> What you should do:
Look through the listing for the word "소송대리인". Copy each line that has it.

> Source records:
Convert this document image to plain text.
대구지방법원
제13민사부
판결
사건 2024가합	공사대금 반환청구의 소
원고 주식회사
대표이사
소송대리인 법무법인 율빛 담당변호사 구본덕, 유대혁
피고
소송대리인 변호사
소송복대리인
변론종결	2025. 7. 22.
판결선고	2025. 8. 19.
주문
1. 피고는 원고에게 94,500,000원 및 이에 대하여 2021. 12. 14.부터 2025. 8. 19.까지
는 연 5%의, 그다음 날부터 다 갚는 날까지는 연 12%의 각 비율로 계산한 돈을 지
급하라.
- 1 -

> Answer to the task:
소송대리인 법무법인 율빛 담당변호사 구본덕, 유대혁
소송대리인 변호사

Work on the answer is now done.